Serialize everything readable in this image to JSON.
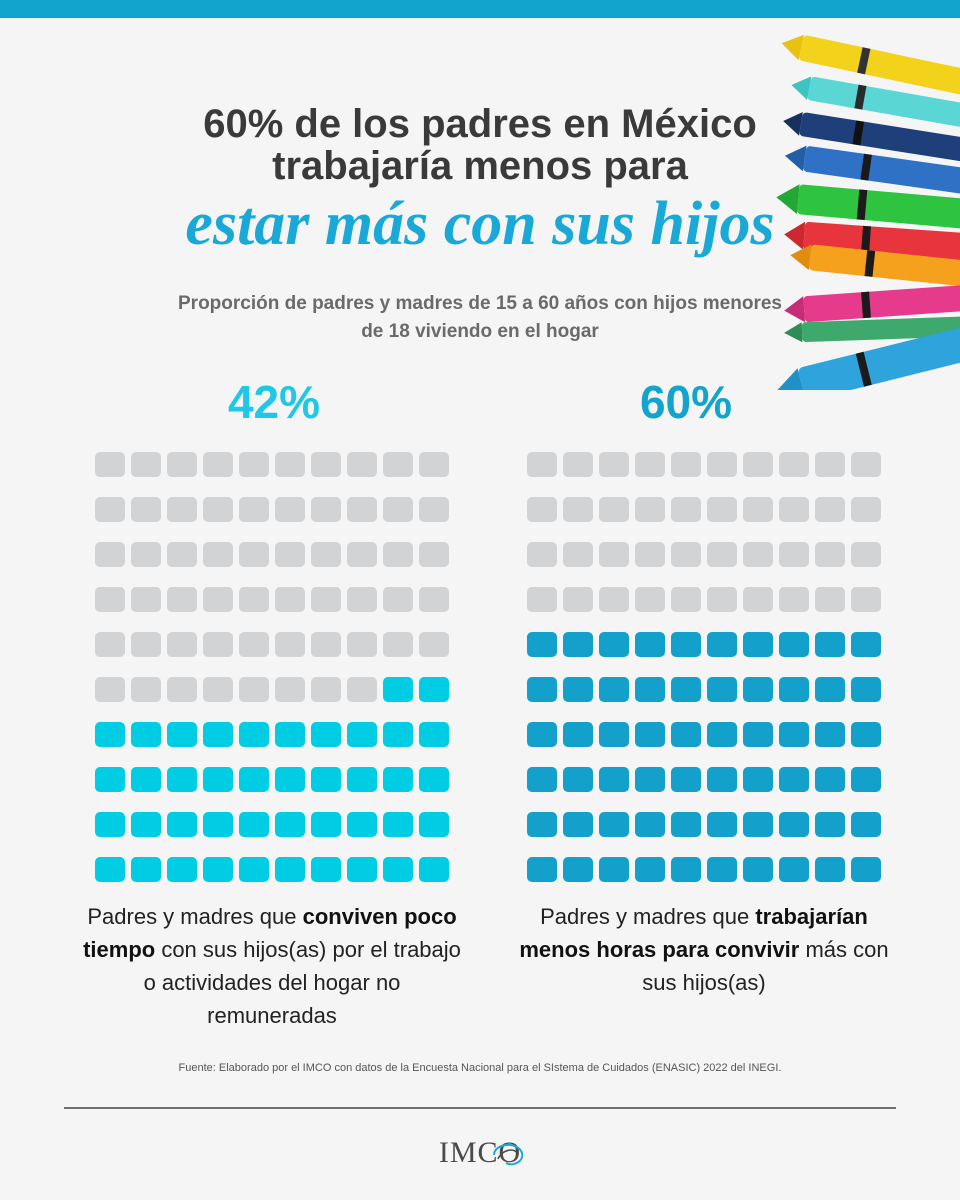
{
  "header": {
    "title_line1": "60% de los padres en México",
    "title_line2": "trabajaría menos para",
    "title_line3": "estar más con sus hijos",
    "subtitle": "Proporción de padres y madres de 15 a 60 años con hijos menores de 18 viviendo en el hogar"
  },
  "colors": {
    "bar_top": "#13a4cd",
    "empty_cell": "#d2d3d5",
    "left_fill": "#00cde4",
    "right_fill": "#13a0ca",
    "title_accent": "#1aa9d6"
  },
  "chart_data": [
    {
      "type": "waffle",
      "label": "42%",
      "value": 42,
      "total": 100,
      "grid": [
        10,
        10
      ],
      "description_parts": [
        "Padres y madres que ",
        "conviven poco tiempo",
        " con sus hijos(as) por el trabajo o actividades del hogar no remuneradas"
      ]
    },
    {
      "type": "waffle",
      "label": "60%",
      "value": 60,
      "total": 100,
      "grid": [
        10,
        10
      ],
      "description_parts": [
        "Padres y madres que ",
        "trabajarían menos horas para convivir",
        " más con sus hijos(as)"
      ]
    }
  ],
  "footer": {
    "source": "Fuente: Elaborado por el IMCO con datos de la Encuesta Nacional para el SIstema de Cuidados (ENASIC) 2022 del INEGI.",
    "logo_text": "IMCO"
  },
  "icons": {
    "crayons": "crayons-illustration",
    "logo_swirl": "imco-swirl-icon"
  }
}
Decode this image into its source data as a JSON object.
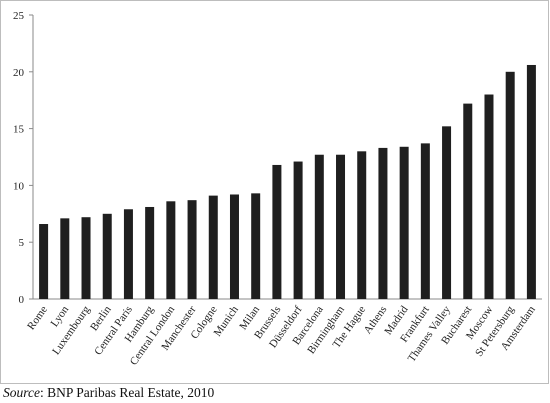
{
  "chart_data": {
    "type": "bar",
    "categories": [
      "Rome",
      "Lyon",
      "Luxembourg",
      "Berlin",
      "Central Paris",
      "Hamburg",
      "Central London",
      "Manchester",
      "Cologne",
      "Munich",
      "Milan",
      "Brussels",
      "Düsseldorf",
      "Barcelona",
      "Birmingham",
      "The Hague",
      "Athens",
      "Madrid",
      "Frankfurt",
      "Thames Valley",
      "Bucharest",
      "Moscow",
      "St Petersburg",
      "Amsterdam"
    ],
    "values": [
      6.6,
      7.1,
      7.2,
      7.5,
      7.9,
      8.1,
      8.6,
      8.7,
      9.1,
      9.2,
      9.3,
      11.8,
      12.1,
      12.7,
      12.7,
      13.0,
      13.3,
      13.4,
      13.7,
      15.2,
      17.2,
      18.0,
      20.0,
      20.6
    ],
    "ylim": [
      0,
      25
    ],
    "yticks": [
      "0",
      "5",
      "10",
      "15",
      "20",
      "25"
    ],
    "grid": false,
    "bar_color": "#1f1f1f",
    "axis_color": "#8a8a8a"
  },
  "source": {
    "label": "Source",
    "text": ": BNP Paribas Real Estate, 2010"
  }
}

- WHAT THE EXERCISE ASKS:
Copy out every line of the material above that mentions the word "image".

- SOLUTION TO THE PROBLEM:
Serialize everything readable in this image to JSON.
Decode this image into its source data as a JSON object.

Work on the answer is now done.